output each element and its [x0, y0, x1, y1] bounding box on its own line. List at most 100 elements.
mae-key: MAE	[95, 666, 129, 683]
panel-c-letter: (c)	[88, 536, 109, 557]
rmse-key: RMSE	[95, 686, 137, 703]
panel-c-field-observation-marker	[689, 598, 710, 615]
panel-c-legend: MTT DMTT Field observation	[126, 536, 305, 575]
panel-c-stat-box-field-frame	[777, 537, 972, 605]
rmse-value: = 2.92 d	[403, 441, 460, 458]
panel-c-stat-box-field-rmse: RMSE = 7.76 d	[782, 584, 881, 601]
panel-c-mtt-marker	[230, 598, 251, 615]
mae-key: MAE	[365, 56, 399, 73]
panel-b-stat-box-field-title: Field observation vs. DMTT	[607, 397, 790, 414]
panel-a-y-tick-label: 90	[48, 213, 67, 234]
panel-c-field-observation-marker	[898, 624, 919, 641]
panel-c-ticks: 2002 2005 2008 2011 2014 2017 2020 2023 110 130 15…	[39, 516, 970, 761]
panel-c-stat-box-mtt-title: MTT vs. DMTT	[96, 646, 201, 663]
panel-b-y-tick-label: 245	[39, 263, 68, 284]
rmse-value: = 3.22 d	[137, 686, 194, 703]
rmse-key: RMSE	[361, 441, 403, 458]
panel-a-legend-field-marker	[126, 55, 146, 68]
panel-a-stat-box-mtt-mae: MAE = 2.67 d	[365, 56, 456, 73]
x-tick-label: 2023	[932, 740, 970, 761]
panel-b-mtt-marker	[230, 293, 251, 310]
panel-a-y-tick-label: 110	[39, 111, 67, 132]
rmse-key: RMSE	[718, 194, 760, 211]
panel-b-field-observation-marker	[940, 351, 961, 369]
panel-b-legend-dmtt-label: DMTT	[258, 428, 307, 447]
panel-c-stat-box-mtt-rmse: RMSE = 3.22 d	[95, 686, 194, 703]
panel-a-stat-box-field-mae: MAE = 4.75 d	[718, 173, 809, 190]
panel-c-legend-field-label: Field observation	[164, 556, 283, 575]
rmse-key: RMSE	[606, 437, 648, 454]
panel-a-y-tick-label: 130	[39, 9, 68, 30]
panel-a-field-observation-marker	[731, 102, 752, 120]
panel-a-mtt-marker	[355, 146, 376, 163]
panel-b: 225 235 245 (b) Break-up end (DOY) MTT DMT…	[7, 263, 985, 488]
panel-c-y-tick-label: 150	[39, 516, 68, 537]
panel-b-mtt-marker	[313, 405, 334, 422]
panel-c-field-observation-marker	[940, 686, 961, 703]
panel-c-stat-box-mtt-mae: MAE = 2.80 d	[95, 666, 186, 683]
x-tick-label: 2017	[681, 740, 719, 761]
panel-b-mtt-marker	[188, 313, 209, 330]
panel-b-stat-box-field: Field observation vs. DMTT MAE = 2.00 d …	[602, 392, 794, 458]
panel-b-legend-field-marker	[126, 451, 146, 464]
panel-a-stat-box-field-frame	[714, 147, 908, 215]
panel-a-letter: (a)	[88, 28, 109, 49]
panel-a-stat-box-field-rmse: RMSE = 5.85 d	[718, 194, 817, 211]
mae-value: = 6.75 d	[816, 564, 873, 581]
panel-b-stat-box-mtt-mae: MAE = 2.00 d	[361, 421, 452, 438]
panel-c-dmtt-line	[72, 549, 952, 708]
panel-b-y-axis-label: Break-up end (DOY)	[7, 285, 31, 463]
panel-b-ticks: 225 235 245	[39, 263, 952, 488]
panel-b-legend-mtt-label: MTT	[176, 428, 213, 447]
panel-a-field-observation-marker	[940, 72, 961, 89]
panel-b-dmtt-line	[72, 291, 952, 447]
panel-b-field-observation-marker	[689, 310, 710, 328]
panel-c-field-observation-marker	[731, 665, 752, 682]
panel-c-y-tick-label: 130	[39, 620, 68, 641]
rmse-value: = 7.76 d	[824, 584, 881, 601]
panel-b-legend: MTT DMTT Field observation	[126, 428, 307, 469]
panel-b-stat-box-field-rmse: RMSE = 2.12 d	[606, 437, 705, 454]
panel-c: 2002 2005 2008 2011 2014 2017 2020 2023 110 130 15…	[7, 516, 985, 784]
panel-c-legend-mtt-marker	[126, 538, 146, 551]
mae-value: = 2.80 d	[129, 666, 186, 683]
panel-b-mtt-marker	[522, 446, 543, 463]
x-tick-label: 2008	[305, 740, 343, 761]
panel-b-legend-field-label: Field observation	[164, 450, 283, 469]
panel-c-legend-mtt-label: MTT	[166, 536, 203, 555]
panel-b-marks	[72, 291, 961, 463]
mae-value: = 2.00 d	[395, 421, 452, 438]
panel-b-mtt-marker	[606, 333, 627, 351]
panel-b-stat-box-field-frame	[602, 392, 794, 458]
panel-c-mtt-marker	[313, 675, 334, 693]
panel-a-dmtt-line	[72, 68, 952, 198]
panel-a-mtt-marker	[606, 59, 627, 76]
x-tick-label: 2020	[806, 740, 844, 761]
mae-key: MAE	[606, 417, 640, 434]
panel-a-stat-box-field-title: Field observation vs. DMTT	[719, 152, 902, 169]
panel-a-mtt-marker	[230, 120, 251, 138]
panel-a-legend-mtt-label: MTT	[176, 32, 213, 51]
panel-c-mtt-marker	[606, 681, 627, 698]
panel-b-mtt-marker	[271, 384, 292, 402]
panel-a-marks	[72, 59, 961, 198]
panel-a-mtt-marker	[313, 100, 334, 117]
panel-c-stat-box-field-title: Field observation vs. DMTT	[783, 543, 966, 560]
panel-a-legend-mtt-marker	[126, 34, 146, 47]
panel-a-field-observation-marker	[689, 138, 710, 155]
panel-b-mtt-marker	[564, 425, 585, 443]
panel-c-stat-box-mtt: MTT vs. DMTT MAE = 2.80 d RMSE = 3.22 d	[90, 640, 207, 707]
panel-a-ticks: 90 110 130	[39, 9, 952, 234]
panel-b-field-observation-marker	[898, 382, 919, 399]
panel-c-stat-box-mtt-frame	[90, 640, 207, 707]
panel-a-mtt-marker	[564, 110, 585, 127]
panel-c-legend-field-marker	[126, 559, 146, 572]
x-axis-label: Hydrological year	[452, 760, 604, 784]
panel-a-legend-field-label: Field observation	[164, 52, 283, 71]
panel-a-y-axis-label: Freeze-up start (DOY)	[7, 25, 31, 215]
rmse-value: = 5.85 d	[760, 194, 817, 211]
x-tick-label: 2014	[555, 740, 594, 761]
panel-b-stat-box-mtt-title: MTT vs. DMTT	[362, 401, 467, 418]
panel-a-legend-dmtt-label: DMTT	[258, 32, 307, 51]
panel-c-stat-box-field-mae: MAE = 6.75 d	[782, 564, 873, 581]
========
### SHORT PROBLEM
Write out every row above, reproducing each one verbatim and in its original order.

### SOLVED EXERCISE
output each element and its [x0, y0, x1, y1] bounding box on its own line. List at most 100 elements.
mae-key: MAE	[95, 666, 129, 683]
panel-c-letter: (c)	[88, 536, 109, 557]
rmse-key: RMSE	[95, 686, 137, 703]
panel-c-field-observation-marker	[689, 598, 710, 615]
panel-c-legend: MTT DMTT Field observation	[126, 536, 305, 575]
panel-c-stat-box-field-frame	[777, 537, 972, 605]
rmse-value: = 2.92 d	[403, 441, 460, 458]
panel-c-stat-box-field-rmse: RMSE = 7.76 d	[782, 584, 881, 601]
panel-c-mtt-marker	[230, 598, 251, 615]
mae-key: MAE	[365, 56, 399, 73]
panel-b-stat-box-field-title: Field observation vs. DMTT	[607, 397, 790, 414]
panel-a-y-tick-label: 90	[48, 213, 67, 234]
panel-c-field-observation-marker	[898, 624, 919, 641]
panel-c-ticks: 2002 2005 2008 2011 2014 2017 2020 2023 110 130 15…	[39, 516, 970, 761]
panel-c-stat-box-mtt-title: MTT vs. DMTT	[96, 646, 201, 663]
panel-b-y-tick-label: 245	[39, 263, 68, 284]
rmse-value: = 3.22 d	[137, 686, 194, 703]
rmse-key: RMSE	[361, 441, 403, 458]
panel-a-legend-field-marker	[126, 55, 146, 68]
panel-a-stat-box-mtt-mae: MAE = 2.67 d	[365, 56, 456, 73]
x-tick-label: 2023	[932, 740, 970, 761]
panel-b-mtt-marker	[230, 293, 251, 310]
panel-a-y-tick-label: 110	[39, 111, 67, 132]
rmse-key: RMSE	[718, 194, 760, 211]
panel-b-field-observation-marker	[940, 351, 961, 369]
panel-b-legend-dmtt-label: DMTT	[258, 428, 307, 447]
panel-c-stat-box-mtt-rmse: RMSE = 3.22 d	[95, 686, 194, 703]
panel-a-stat-box-field-mae: MAE = 4.75 d	[718, 173, 809, 190]
panel-c-legend-field-label: Field observation	[164, 556, 283, 575]
rmse-key: RMSE	[606, 437, 648, 454]
panel-a-y-tick-label: 130	[39, 9, 68, 30]
panel-a-field-observation-marker	[731, 102, 752, 120]
panel-a-mtt-marker	[355, 146, 376, 163]
panel-b: 225 235 245 (b) Break-up end (DOY) MTT DMT…	[7, 263, 985, 488]
panel-c-y-tick-label: 150	[39, 516, 68, 537]
panel-b-mtt-marker	[313, 405, 334, 422]
panel-c-field-observation-marker	[940, 686, 961, 703]
panel-c-stat-box-mtt-mae: MAE = 2.80 d	[95, 666, 186, 683]
x-tick-label: 2017	[681, 740, 719, 761]
panel-b-mtt-marker	[188, 313, 209, 330]
panel-b-stat-box-field: Field observation vs. DMTT MAE = 2.00 d …	[602, 392, 794, 458]
panel-b-legend-field-marker	[126, 451, 146, 464]
panel-a-stat-box-field-frame	[714, 147, 908, 215]
panel-a-letter: (a)	[88, 28, 109, 49]
panel-a-stat-box-field-rmse: RMSE = 5.85 d	[718, 194, 817, 211]
mae-value: = 6.75 d	[816, 564, 873, 581]
panel-b-stat-box-mtt-mae: MAE = 2.00 d	[361, 421, 452, 438]
panel-c-dmtt-line	[72, 549, 952, 708]
panel-b-y-axis-label: Break-up end (DOY)	[7, 285, 31, 463]
panel-b-ticks: 225 235 245	[39, 263, 952, 488]
panel-b-legend-mtt-label: MTT	[176, 428, 213, 447]
panel-a-field-observation-marker	[940, 72, 961, 89]
panel-b-dmtt-line	[72, 291, 952, 447]
panel-b-field-observation-marker	[689, 310, 710, 328]
panel-c-field-observation-marker	[731, 665, 752, 682]
panel-c-y-tick-label: 130	[39, 620, 68, 641]
rmse-value: = 7.76 d	[824, 584, 881, 601]
panel-b-legend: MTT DMTT Field observation	[126, 428, 307, 469]
panel-b-stat-box-field-rmse: RMSE = 2.12 d	[606, 437, 705, 454]
panel-c: 2002 2005 2008 2011 2014 2017 2020 2023 110 130 15…	[7, 516, 985, 784]
panel-c-legend-mtt-marker	[126, 538, 146, 551]
mae-value: = 2.80 d	[129, 666, 186, 683]
panel-b-mtt-marker	[522, 446, 543, 463]
x-tick-label: 2008	[305, 740, 343, 761]
panel-b-legend-field-label: Field observation	[164, 450, 283, 469]
panel-c-legend-mtt-label: MTT	[166, 536, 203, 555]
panel-b-marks	[72, 291, 961, 463]
mae-value: = 2.00 d	[395, 421, 452, 438]
panel-b-mtt-marker	[606, 333, 627, 351]
panel-b-stat-box-field-frame	[602, 392, 794, 458]
panel-c-mtt-marker	[313, 675, 334, 693]
panel-a-dmtt-line	[72, 68, 952, 198]
panel-a-mtt-marker	[606, 59, 627, 76]
x-tick-label: 2020	[806, 740, 844, 761]
mae-key: MAE	[606, 417, 640, 434]
panel-a-stat-box-field-title: Field observation vs. DMTT	[719, 152, 902, 169]
panel-a-mtt-marker	[230, 120, 251, 138]
panel-a-legend-mtt-label: MTT	[176, 32, 213, 51]
panel-c-mtt-marker	[606, 681, 627, 698]
panel-b-mtt-marker	[271, 384, 292, 402]
panel-a-marks	[72, 59, 961, 198]
panel-a-mtt-marker	[313, 100, 334, 117]
panel-c-stat-box-field-title: Field observation vs. DMTT	[783, 543, 966, 560]
panel-a-legend-mtt-marker	[126, 34, 146, 47]
panel-a-field-observation-marker	[689, 138, 710, 155]
panel-b-mtt-marker	[564, 425, 585, 443]
panel-c-stat-box-mtt: MTT vs. DMTT MAE = 2.80 d RMSE = 3.22 d	[90, 640, 207, 707]
panel-a-ticks: 90 110 130	[39, 9, 952, 234]
panel-b-field-observation-marker	[898, 382, 919, 399]
panel-c-stat-box-mtt-frame	[90, 640, 207, 707]
panel-a-mtt-marker	[564, 110, 585, 127]
panel-c-legend-field-marker	[126, 559, 146, 572]
x-axis-label: Hydrological year	[452, 760, 604, 784]
panel-a-legend-field-label: Field observation	[164, 52, 283, 71]
panel-a-y-axis-label: Freeze-up start (DOY)	[7, 25, 31, 215]
rmse-value: = 5.85 d	[760, 194, 817, 211]
x-tick-label: 2014	[555, 740, 594, 761]
panel-b-stat-box-mtt-title: MTT vs. DMTT	[362, 401, 467, 418]
panel-a-legend-dmtt-label: DMTT	[258, 32, 307, 51]
panel-c-stat-box-field-mae: MAE = 6.75 d	[782, 564, 873, 581]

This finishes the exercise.